[Stated goal] In the entries below, count the lines holding "this". Reply with the number only.

[Records contained in a dataset]
..........
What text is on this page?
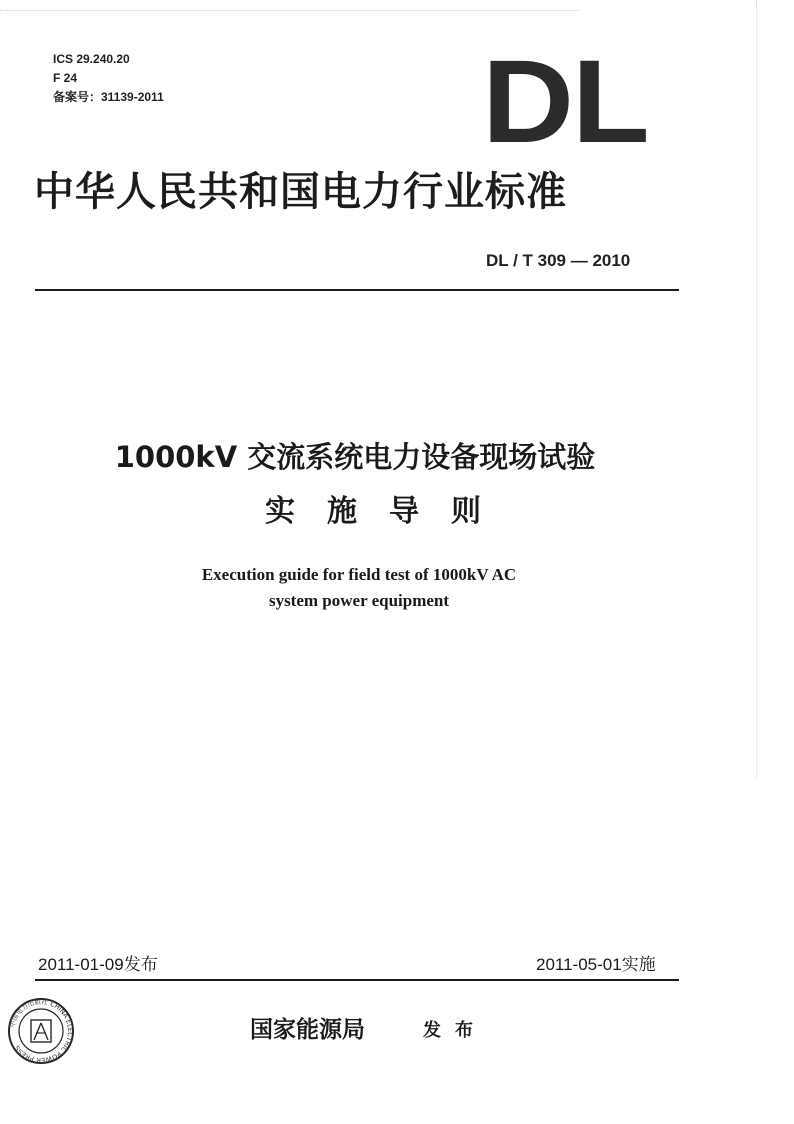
ICS 29.240.20
F 24
备案号：31139-2011	DL
中华人民共和国电力行业标准
DL / T 309 — 2010
1000kV 交流系统电力设备现场试验
实施导则
Execution guide for field test of 1000kV AC
system power equipment
2011-01-09发布	2011-05-01实施
中国电力出版社 CHINA ELECTRIC POWER PRESS
国家能源局	发布
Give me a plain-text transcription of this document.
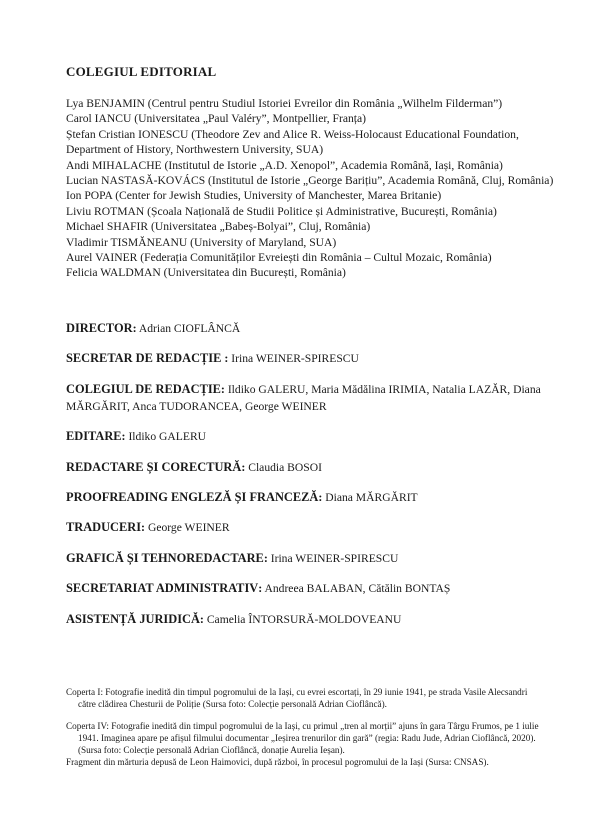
COLEGIUL EDITORIAL
Lya BENJAMIN (Centrul pentru Studiul Istoriei Evreilor din România „Wilhelm Filderman”)
Carol IANCU (Universitatea „Paul Valéry”, Montpellier, Franța)
Ștefan Cristian IONESCU (Theodore Zev and Alice R. Weiss-Holocaust Educational Foundation, Department of History, Northwestern University, SUA)
Andi MIHALACHE (Institutul de Istorie „A.D. Xenopol”, Academia Română, Iași, România)
Lucian NASTASĂ-KOVÁCS (Institutul de Istorie „George Barițiu”, Academia Română, Cluj, România)
Ion POPA (Center for Jewish Studies, University of Manchester, Marea Britanie)
Liviu ROTMAN (Școala Națională de Studii Politice și Administrative, București, România)
Michael SHAFIR (Universitatea „Babeș-Bolyai”, Cluj, România)
Vladimir TISMĂNEANU (University of Maryland, SUA)
Aurel VAINER (Federația Comunităților Evreiești din România – Cultul Mozaic, România)
Felicia WALDMAN (Universitatea din București, România)
DIRECTOR: Adrian CIOFLÂNCĂ
SECRETAR DE REDACȚIE : Irina WEINER-SPIRESCU
COLEGIUL DE REDACȚIE: Ildiko GALERU, Maria Mădălina IRIMIA, Natalia LAZĂR, Diana MĂRGĂRIT, Anca TUDORANCEA, George WEINER
EDITARE: Ildiko GALERU
REDACTARE ȘI CORECTURĂ: Claudia BOSOI
PROOFREADING ENGLEZĂ ȘI FRANCEZĂ: Diana MĂRGĂRIT
TRADUCERI: George WEINER
GRAFICĂ ȘI TEHNOREDACTARE: Irina WEINER-SPIRESCU
SECRETARIAT ADMINISTRATIV: Andreea BALABAN, Cătălin BONTAȘ
ASISTENȚĂ JURIDICĂ: Camelia ÎNTORSURĂ-MOLDOVEANU
Coperta I: Fotografie inedită din timpul pogromului de la Iași, cu evrei escortați, în 29 iunie 1941, pe strada Vasile Alecsandri către clădirea Chesturii de Poliție (Sursa foto: Colecție personală Adrian Cioflâncă).
Coperta IV: Fotografie inedită din timpul pogromului de la Iași, cu primul „tren al morții” ajuns în gara Târgu Frumos, pe 1 iulie 1941. Imaginea apare pe afișul filmului documentar „Ieșirea trenurilor din gară” (regia: Radu Jude, Adrian Cioflâncă, 2020). (Sursa foto: Colecție personală Adrian Cioflâncă, donație Aurelia Ieșan).
Fragment din mărturia depusă de Leon Haimovici, după război, în procesul pogromului de la Iași (Sursa: CNSAS).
..........
[Solution] 2